** Saved entries **
+++

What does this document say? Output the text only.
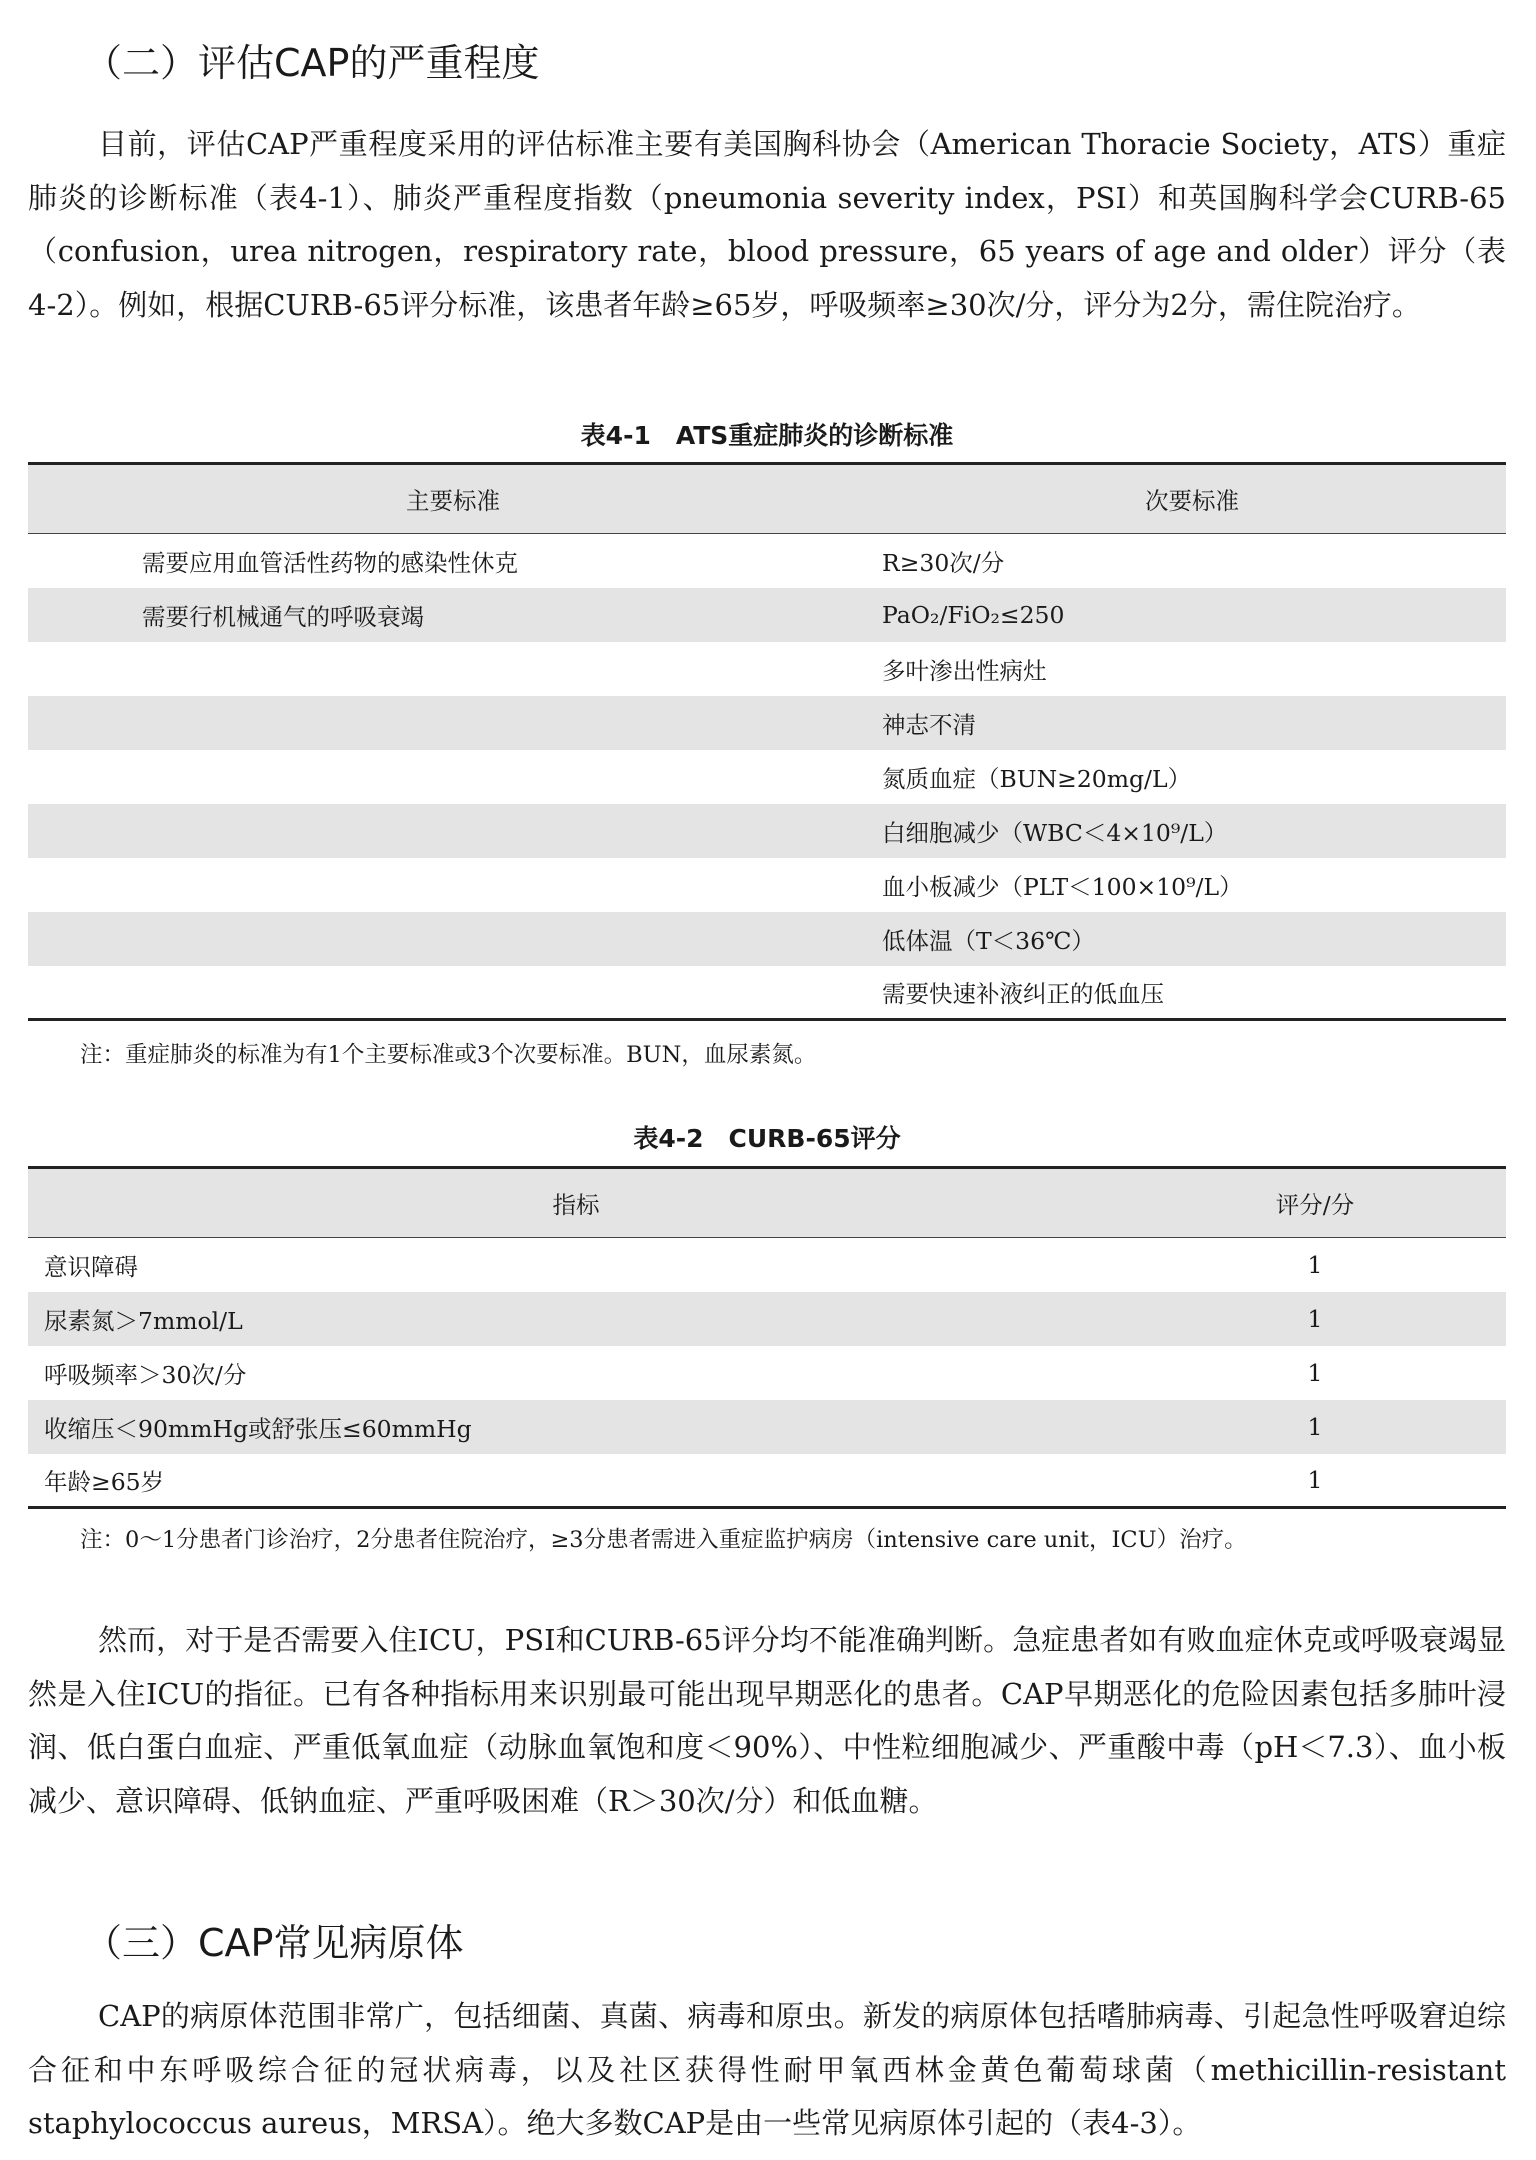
（二）评估CAP的严重程度

目前，评估CAP严重程度采用的评估标准主要有美国胸科协会（American Thoracie Society，ATS）重症肺炎的诊断标准（表4-1）、肺炎严重程度指数（pneumonia severity index，PSI）和英国胸科学会CURB-65（confusion，urea nitrogen，respiratory rate，blood pressure，65 years of age and older）评分（表4-2）。例如，根据CURB-65评分标准，该患者年龄≥65岁，呼吸频率≥30次/分，评分为2分，需住院治疗。

表4-1　ATS重症肺炎的诊断标准

主要标准	次要标准
需要应用血管活性药物的感染性休克	R≥30次/分
需要行机械通气的呼吸衰竭	PaO₂/FiO₂≤250
	多叶渗出性病灶
	神志不清
	氮质血症（BUN≥20mg/L）
	白细胞减少（WBC＜4×10⁹/L）
	血小板减少（PLT＜100×10⁹/L）
	低体温（T＜36℃）
	需要快速补液纠正的低血压

注：重症肺炎的标准为有1个主要标准或3个次要标准。BUN，血尿素氮。

表4-2　CURB-65评分

指标	评分/分
意识障碍	1
尿素氮＞7mmol/L	1
呼吸频率＞30次/分	1
收缩压＜90mmHg或舒张压≤60mmHg	1
年龄≥65岁	1

注：0～1分患者门诊治疗，2分患者住院治疗，≥3分患者需进入重症监护病房（intensive care unit，ICU）治疗。

然而，对于是否需要入住ICU，PSI和CURB-65评分均不能准确判断。急症患者如有败血症休克或呼吸衰竭显然是入住ICU的指征。已有各种指标用来识别最可能出现早期恶化的患者。CAP早期恶化的危险因素包括多肺叶浸润、低白蛋白血症、严重低氧血症（动脉血氧饱和度＜90%）、中性粒细胞减少、严重酸中毒（pH＜7.3）、血小板减少、意识障碍、低钠血症、严重呼吸困难（R＞30次/分）和低血糖。

（三）CAP常见病原体

CAP的病原体范围非常广，包括细菌、真菌、病毒和原虫。新发的病原体包括嗜肺病毒、引起急性呼吸窘迫综合征和中东呼吸综合征的冠状病毒，以及社区获得性耐甲氧西林金黄色葡萄球菌（methicillin-resistant staphylococcus aureus，MRSA）。绝大多数CAP是由一些常见病原体引起的（表4-3）。
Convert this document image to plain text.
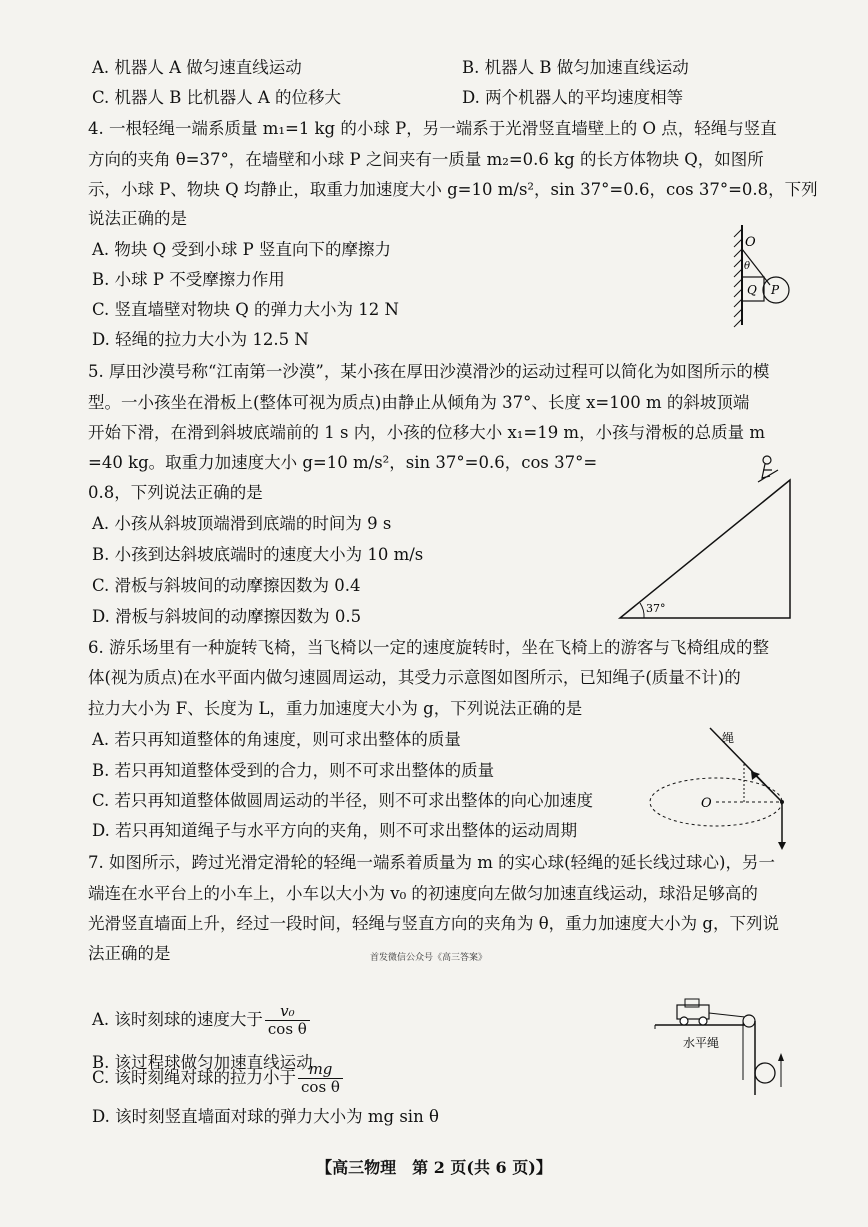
A. 机器人 A 做匀速直线运动	B. 机器人 B 做匀加速直线运动
C. 机器人 B 比机器人 A 的位移大	D. 两个机器人的平均速度相等
4. 一根轻绳一端系质量 m₁=1 kg 的小球 P，另一端系于光滑竖直墙壁上的 O 点，轻绳与竖直
方向的夹角 θ=37°，在墙壁和小球 P 之间夹有一质量 m₂=0.6 kg 的长方体物块 Q，如图所
示，小球 P、物块 Q 均静止，取重力加速度大小 g=10 m/s²，sin 37°=0.6，cos 37°=0.8，下列
说法正确的是
A. 物块 Q 受到小球 P 竖直向下的摩擦力
B. 小球 P 不受摩擦力作用
C. 竖直墙壁对物块 Q 的弹力大小为 12 N
D. 轻绳的拉力大小为 12.5 N
O
θ
Q P
5. 厚田沙漠号称“江南第一沙漠”，某小孩在厚田沙漠滑沙的运动过程可以简化为如图所示的模
型。一小孩坐在滑板上(整体可视为质点)由静止从倾角为 37°、长度 x=100 m 的斜坡顶端
开始下滑，在滑到斜坡底端前的 1 s 内，小孩的位移大小 x₁=19 m，小孩与滑板的总质量 m
=40 kg。取重力加速度大小 g=10 m/s²，sin 37°=0.6，cos 37°=
0.8，下列说法正确的是
A. 小孩从斜坡顶端滑到底端的时间为 9 s
B. 小孩到达斜坡底端时的速度大小为 10 m/s
C. 滑板与斜坡间的动摩擦因数为 0.4
D. 滑板与斜坡间的动摩擦因数为 0.5	37°
6. 游乐场里有一种旋转飞椅，当飞椅以一定的速度旋转时，坐在飞椅上的游客与飞椅组成的整
体(视为质点)在水平面内做匀速圆周运动，其受力示意图如图所示，已知绳子(质量不计)的
拉力大小为 F、长度为 L，重力加速度大小为 g，下列说法正确的是
A. 若只再知道整体的角速度，则可求出整体的质量
B. 若只再知道整体受到的合力，则不可求出整体的质量
C. 若只再知道整体做圆周运动的半径，则不可求出整体的向心加速度
D. 若只再知道绳子与水平方向的夹角，则不可求出整体的运动周期
绳
O
7. 如图所示，跨过光滑定滑轮的轻绳一端系着质量为 m 的实心球(轻绳的延长线过球心)，另一
端连在水平台上的小车上，小车以大小为 v₀ 的初速度向左做匀加速直线运动，球沿足够高的
光滑竖直墙面上升，经过一段时间，轻绳与竖直方向的夹角为 θ，重力加速度大小为 g，下列说
法正确的是	首发微信公众号《高三答案》
A. 该时刻球的速度大于 $\frac{\text{v₀}}{\text{cos θ}}$
B. 该过程球做匀加速直线运动
C. 该时刻绳对球的拉力小于 $\frac{mg}{\text{cos θ}}$
D. 该时刻竖直墙面对球的弹力大小为 mg sin θ
水平绳
【高三物理　第 2 页(共 6 页)】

+++

** CHALLENGE **
Output exactly the lines from the one containing "Convert this document image to plain text." through the last line of the records above, both included, leaving out any pictures.

** SOLUTION TO THIS PROBLEM **
Convert this document image to plain text.
A. 机器人 A 做匀速直线运动	B. 机器人 B 做匀加速直线运动
C. 机器人 B 比机器人 A 的位移大	D. 两个机器人的平均速度相等
4. 一根轻绳一端系质量 m₁=1 kg 的小球 P，另一端系于光滑竖直墙壁上的 O 点，轻绳与竖直
方向的夹角 θ=37°，在墙壁和小球 P 之间夹有一质量 m₂=0.6 kg 的长方体物块 Q，如图所
示，小球 P、物块 Q 均静止，取重力加速度大小 g=10 m/s²，sin 37°=0.6，cos 37°=0.8，下列
说法正确的是
A. 物块 Q 受到小球 P 竖直向下的摩擦力
B. 小球 P 不受摩擦力作用
C. 竖直墙壁对物块 Q 的弹力大小为 12 N
D. 轻绳的拉力大小为 12.5 N
O
θ
Q P
5. 厚田沙漠号称“江南第一沙漠”，某小孩在厚田沙漠滑沙的运动过程可以简化为如图所示的模
型。一小孩坐在滑板上(整体可视为质点)由静止从倾角为 37°、长度 x=100 m 的斜坡顶端
开始下滑，在滑到斜坡底端前的 1 s 内，小孩的位移大小 x₁=19 m，小孩与滑板的总质量 m
=40 kg。取重力加速度大小 g=10 m/s²，sin 37°=0.6，cos 37°=
0.8，下列说法正确的是
A. 小孩从斜坡顶端滑到底端的时间为 9 s
B. 小孩到达斜坡底端时的速度大小为 10 m/s
C. 滑板与斜坡间的动摩擦因数为 0.4
D. 滑板与斜坡间的动摩擦因数为 0.5	37°
6. 游乐场里有一种旋转飞椅，当飞椅以一定的速度旋转时，坐在飞椅上的游客与飞椅组成的整
体(视为质点)在水平面内做匀速圆周运动，其受力示意图如图所示，已知绳子(质量不计)的
拉力大小为 F、长度为 L，重力加速度大小为 g，下列说法正确的是
A. 若只再知道整体的角速度，则可求出整体的质量
B. 若只再知道整体受到的合力，则不可求出整体的质量
C. 若只再知道整体做圆周运动的半径，则不可求出整体的向心加速度
D. 若只再知道绳子与水平方向的夹角，则不可求出整体的运动周期
绳
O
7. 如图所示，跨过光滑定滑轮的轻绳一端系着质量为 m 的实心球(轻绳的延长线过球心)，另一
端连在水平台上的小车上，小车以大小为 v₀ 的初速度向左做匀加速直线运动，球沿足够高的
光滑竖直墙面上升，经过一段时间，轻绳与竖直方向的夹角为 θ，重力加速度大小为 g，下列说
法正确的是	首发微信公众号《高三答案》
A. 该时刻球的速度大于 $\frac{\text{v₀}}{\text{cos θ}}$
B. 该过程球做匀加速直线运动
C. 该时刻绳对球的拉力小于 $\frac{mg}{\text{cos θ}}$
D. 该时刻竖直墙面对球的弹力大小为 mg sin θ
水平绳
【高三物理　第 2 页(共 6 页)】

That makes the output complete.